=== WHAT YOU HAVE TO DO ===
Note how many lines in the entries contain the string "faux", then give that number and nothing else.
[Begin PROVIDED DATA]
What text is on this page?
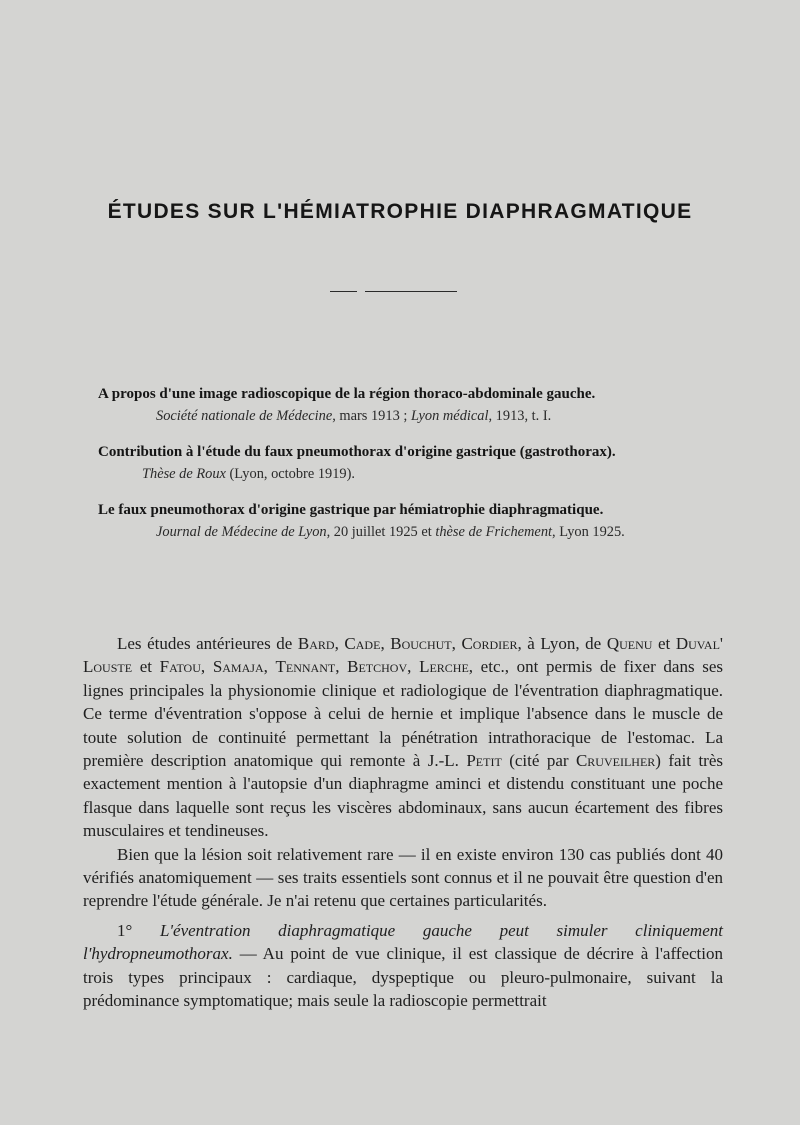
ÉTUDES SUR L'HÉMIATROPHIE DIAPHRAGMATIQUE
A propos d'une image radioscopique de la région thoraco-abdominale gauche.
Société nationale de Médecine, mars 1913 ; Lyon médical, 1913, t. I.
Contribution à l'étude du faux pneumothorax d'origine gastrique (gastrothorax).
Thèse de Roux (Lyon, octobre 1919).
Le faux pneumothorax d'origine gastrique par hémiatrophie diaphragmatique.
Journal de Médecine de Lyon, 20 juillet 1925 et thèse de Frichement, Lyon 1925.

Les études antérieures de Bard, Cade, Bouchut, Cordier, à Lyon, de Quenu et Duval' Louste et Fatou, Samaja, Tennant, Betchov, Lerche, etc., ont permis de fixer dans ses lignes principales la physionomie clinique et radiologique de l'éventration diaphragmatique. Ce terme d'éventration s'oppose à celui de hernie et implique l'absence dans le muscle de toute solution de continuité permettant la pénétration intrathoracique de l'estomac. La première description anatomique qui remonte à J.-L. Petit (cité par Cruveilher) fait très exactement mention à l'autopsie d'un diaphragme aminci et distendu constituant une poche flasque dans laquelle sont reçus les viscères abdominaux, sans aucun écartement des fibres musculaires et tendineuses.

Bien que la lésion soit relativement rare — il en existe environ 130 cas publiés dont 40 vérifiés anatomiquement — ses traits essentiels sont connus et il ne pouvait être question d'en reprendre l'étude générale. Je n'ai retenu que certaines particularités.

1° L'éventration diaphragmatique gauche peut simuler cliniquement l'hydropneumothorax. — Au point de vue clinique, il est classique de décrire à l'affection trois types principaux : cardiaque, dyspeptique ou pleuro-pulmonaire, suivant la prédominance symptomatique; mais seule la radioscopie permettrait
[End PROVIDED DATA]
=== RESPONSE TO THE EXERCISE ===
2